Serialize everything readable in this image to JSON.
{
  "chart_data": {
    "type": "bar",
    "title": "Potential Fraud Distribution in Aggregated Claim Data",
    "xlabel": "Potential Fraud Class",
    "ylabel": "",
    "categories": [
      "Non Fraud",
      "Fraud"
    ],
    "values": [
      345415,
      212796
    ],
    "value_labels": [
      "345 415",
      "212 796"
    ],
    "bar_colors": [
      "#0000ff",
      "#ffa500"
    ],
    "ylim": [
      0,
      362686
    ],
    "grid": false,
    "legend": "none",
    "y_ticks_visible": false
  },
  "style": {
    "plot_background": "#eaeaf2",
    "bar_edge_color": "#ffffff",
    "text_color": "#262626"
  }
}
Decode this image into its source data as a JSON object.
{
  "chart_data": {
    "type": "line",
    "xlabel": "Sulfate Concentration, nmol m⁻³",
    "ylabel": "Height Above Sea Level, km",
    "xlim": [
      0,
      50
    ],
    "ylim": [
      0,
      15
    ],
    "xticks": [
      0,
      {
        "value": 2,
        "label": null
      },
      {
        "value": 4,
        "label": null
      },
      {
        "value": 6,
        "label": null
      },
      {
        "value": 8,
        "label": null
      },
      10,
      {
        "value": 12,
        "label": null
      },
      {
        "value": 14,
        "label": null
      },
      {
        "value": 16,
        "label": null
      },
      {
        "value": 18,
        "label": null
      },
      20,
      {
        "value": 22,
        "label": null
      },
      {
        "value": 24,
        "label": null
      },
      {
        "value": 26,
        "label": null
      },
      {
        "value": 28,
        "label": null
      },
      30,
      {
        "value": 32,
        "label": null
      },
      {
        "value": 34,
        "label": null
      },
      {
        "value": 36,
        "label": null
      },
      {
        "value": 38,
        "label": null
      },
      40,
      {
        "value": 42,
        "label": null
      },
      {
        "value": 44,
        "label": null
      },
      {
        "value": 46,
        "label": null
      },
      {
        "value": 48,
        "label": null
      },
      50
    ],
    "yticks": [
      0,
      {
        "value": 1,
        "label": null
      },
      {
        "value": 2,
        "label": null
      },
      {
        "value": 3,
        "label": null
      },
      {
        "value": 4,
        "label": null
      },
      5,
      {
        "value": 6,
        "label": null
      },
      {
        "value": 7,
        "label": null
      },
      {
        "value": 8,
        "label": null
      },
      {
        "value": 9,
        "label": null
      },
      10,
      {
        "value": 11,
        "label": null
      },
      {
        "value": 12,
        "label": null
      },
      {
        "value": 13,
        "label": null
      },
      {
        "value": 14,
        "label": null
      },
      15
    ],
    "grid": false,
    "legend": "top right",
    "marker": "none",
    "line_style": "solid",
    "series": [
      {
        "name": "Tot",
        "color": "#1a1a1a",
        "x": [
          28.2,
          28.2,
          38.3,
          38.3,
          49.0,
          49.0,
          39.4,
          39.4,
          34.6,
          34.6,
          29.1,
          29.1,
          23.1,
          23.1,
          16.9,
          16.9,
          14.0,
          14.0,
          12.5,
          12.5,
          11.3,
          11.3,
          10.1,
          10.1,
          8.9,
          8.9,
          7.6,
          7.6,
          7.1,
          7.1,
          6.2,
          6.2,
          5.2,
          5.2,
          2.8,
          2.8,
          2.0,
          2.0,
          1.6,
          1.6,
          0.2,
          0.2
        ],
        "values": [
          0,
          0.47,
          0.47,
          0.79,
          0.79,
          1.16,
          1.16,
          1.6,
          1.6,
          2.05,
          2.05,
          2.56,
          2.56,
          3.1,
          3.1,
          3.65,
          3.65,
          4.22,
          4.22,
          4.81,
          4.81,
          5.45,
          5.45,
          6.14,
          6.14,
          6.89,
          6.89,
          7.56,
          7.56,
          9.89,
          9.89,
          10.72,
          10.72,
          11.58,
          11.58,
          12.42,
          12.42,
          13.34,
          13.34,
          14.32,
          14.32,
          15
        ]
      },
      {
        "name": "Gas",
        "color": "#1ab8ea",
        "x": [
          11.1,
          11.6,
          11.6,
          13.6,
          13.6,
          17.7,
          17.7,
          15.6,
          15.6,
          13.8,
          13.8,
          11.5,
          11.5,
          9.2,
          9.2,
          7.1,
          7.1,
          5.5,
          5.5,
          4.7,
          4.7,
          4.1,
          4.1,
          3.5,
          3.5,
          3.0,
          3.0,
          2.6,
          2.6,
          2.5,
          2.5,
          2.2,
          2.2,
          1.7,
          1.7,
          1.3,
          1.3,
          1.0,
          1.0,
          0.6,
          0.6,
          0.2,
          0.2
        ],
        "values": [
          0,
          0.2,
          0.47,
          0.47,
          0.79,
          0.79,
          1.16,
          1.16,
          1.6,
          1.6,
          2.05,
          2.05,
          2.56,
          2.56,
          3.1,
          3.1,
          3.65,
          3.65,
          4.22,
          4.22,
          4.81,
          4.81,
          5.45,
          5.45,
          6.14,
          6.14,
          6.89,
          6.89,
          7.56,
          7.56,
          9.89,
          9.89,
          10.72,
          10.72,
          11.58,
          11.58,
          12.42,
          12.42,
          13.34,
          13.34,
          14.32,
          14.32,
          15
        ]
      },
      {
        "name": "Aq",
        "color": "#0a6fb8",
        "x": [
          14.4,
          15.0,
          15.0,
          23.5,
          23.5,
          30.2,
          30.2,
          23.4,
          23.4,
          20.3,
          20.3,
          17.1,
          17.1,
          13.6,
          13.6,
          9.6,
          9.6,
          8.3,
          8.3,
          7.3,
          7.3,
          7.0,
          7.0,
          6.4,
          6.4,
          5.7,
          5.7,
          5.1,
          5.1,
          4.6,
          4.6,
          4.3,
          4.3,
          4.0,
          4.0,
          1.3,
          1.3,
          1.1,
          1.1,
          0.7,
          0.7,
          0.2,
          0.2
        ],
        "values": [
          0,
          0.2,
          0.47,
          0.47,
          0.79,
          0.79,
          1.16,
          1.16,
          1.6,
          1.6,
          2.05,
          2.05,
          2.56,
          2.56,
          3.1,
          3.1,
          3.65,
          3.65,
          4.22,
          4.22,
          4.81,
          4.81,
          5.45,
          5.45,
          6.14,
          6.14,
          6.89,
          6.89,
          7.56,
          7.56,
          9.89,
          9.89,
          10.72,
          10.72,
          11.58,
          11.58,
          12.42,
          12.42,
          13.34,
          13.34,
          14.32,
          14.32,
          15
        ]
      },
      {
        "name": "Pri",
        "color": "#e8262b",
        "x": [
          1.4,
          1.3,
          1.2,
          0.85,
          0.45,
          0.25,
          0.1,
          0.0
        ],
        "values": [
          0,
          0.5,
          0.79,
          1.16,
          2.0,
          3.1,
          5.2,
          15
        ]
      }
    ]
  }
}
_ _ _
- [Short task]:
Reproduce the records above exactly.

- [Written answer]:
Serialize everything readable in this image to JSON.
{
  "chart_data": {
    "type": "bar",
    "title": "Potential Fraud Distribution in Aggregated Claim Data",
    "xlabel": "Potential Fraud Class",
    "ylabel": "",
    "categories": [
      "Non Fraud",
      "Fraud"
    ],
    "values": [
      345415,
      212796
    ],
    "value_labels": [
      "345 415",
      "212 796"
    ],
    "bar_colors": [
      "#0000ff",
      "#ffa500"
    ],
    "ylim": [
      0,
      362686
    ],
    "grid": false,
    "legend": "none",
    "y_ticks_visible": false
  },
  "style": {
    "plot_background": "#eaeaf2",
    "bar_edge_color": "#ffffff",
    "text_color": "#262626"
  }
}
Decode this image into its source data as a JSON object.
{
  "chart_data": {
    "type": "line",
    "xlabel": "Sulfate Concentration, nmol m⁻³",
    "ylabel": "Height Above Sea Level, km",
    "xlim": [
      0,
      50
    ],
    "ylim": [
      0,
      15
    ],
    "xticks": [
      0,
      {
        "value": 2,
        "label": null
      },
      {
        "value": 4,
        "label": null
      },
      {
        "value": 6,
        "label": null
      },
      {
        "value": 8,
        "label": null
      },
      10,
      {
        "value": 12,
        "label": null
      },
      {
        "value": 14,
        "label": null
      },
      {
        "value": 16,
        "label": null
      },
      {
        "value": 18,
        "label": null
      },
      20,
      {
        "value": 22,
        "label": null
      },
      {
        "value": 24,
        "label": null
      },
      {
        "value": 26,
        "label": null
      },
      {
        "value": 28,
        "label": null
      },
      30,
      {
        "value": 32,
        "label": null
      },
      {
        "value": 34,
        "label": null
      },
      {
        "value": 36,
        "label": null
      },
      {
        "value": 38,
        "label": null
      },
      40,
      {
        "value": 42,
        "label": null
      },
      {
        "value": 44,
        "label": null
      },
      {
        "value": 46,
        "label": null
      },
      {
        "value": 48,
        "label": null
      },
      50
    ],
    "yticks": [
      0,
      {
        "value": 1,
        "label": null
      },
      {
        "value": 2,
        "label": null
      },
      {
        "value": 3,
        "label": null
      },
      {
        "value": 4,
        "label": null
      },
      5,
      {
        "value": 6,
        "label": null
      },
      {
        "value": 7,
        "label": null
      },
      {
        "value": 8,
        "label": null
      },
      {
        "value": 9,
        "label": null
      },
      10,
      {
        "value": 11,
        "label": null
      },
      {
        "value": 12,
        "label": null
      },
      {
        "value": 13,
        "label": null
      },
      {
        "value": 14,
        "label": null
      },
      15
    ],
    "grid": false,
    "legend": "top right",
    "marker": "none",
    "line_style": "solid",
    "series": [
      {
        "name": "Tot",
        "color": "#1a1a1a",
        "x": [
          28.2,
          28.2,
          38.3,
          38.3,
          49.0,
          49.0,
          39.4,
          39.4,
          34.6,
          34.6,
          29.1,
          29.1,
          23.1,
          23.1,
          16.9,
          16.9,
          14.0,
          14.0,
          12.5,
          12.5,
          11.3,
          11.3,
          10.1,
          10.1,
          8.9,
          8.9,
          7.6,
          7.6,
          7.1,
          7.1,
          6.2,
          6.2,
          5.2,
          5.2,
          2.8,
          2.8,
          2.0,
          2.0,
          1.6,
          1.6,
          0.2,
          0.2
        ],
        "values": [
          0,
          0.47,
          0.47,
          0.79,
          0.79,
          1.16,
          1.16,
          1.6,
          1.6,
          2.05,
          2.05,
          2.56,
          2.56,
          3.1,
          3.1,
          3.65,
          3.65,
          4.22,
          4.22,
          4.81,
          4.81,
          5.45,
          5.45,
          6.14,
          6.14,
          6.89,
          6.89,
          7.56,
          7.56,
          9.89,
          9.89,
          10.72,
          10.72,
          11.58,
          11.58,
          12.42,
          12.42,
          13.34,
          13.34,
          14.32,
          14.32,
          15
        ]
      },
      {
        "name": "Gas",
        "color": "#1ab8ea",
        "x": [
          11.1,
          11.6,
          11.6,
          13.6,
          13.6,
          17.7,
          17.7,
          15.6,
          15.6,
          13.8,
          13.8,
          11.5,
          11.5,
          9.2,
          9.2,
          7.1,
          7.1,
          5.5,
          5.5,
          4.7,
          4.7,
          4.1,
          4.1,
          3.5,
          3.5,
          3.0,
          3.0,
          2.6,
          2.6,
          2.5,
          2.5,
          2.2,
          2.2,
          1.7,
          1.7,
          1.3,
          1.3,
          1.0,
          1.0,
          0.6,
          0.6,
          0.2,
          0.2
        ],
        "values": [
          0,
          0.2,
          0.47,
          0.47,
          0.79,
          0.79,
          1.16,
          1.16,
          1.6,
          1.6,
          2.05,
          2.05,
          2.56,
          2.56,
          3.1,
          3.1,
          3.65,
          3.65,
          4.22,
          4.22,
          4.81,
          4.81,
          5.45,
          5.45,
          6.14,
          6.14,
          6.89,
          6.89,
          7.56,
          7.56,
          9.89,
          9.89,
          10.72,
          10.72,
          11.58,
          11.58,
          12.42,
          12.42,
          13.34,
          13.34,
          14.32,
          14.32,
          15
        ]
      },
      {
        "name": "Aq",
        "color": "#0a6fb8",
        "x": [
          14.4,
          15.0,
          15.0,
          23.5,
          23.5,
          30.2,
          30.2,
          23.4,
          23.4,
          20.3,
          20.3,
          17.1,
          17.1,
          13.6,
          13.6,
          9.6,
          9.6,
          8.3,
          8.3,
          7.3,
          7.3,
          7.0,
          7.0,
          6.4,
          6.4,
          5.7,
          5.7,
          5.1,
          5.1,
          4.6,
          4.6,
          4.3,
          4.3,
          4.0,
          4.0,
          1.3,
          1.3,
          1.1,
          1.1,
          0.7,
          0.7,
          0.2,
          0.2
        ],
        "values": [
          0,
          0.2,
          0.47,
          0.47,
          0.79,
          0.79,
          1.16,
          1.16,
          1.6,
          1.6,
          2.05,
          2.05,
          2.56,
          2.56,
          3.1,
          3.1,
          3.65,
          3.65,
          4.22,
          4.22,
          4.81,
          4.81,
          5.45,
          5.45,
          6.14,
          6.14,
          6.89,
          6.89,
          7.56,
          7.56,
          9.89,
          9.89,
          10.72,
          10.72,
          11.58,
          11.58,
          12.42,
          12.42,
          13.34,
          13.34,
          14.32,
          14.32,
          15
        ]
      },
      {
        "name": "Pri",
        "color": "#e8262b",
        "x": [
          1.4,
          1.3,
          1.2,
          0.85,
          0.45,
          0.25,
          0.1,
          0.0
        ],
        "values": [
          0,
          0.5,
          0.79,
          1.16,
          2.0,
          3.1,
          5.2,
          15
        ]
      }
    ]
  }
}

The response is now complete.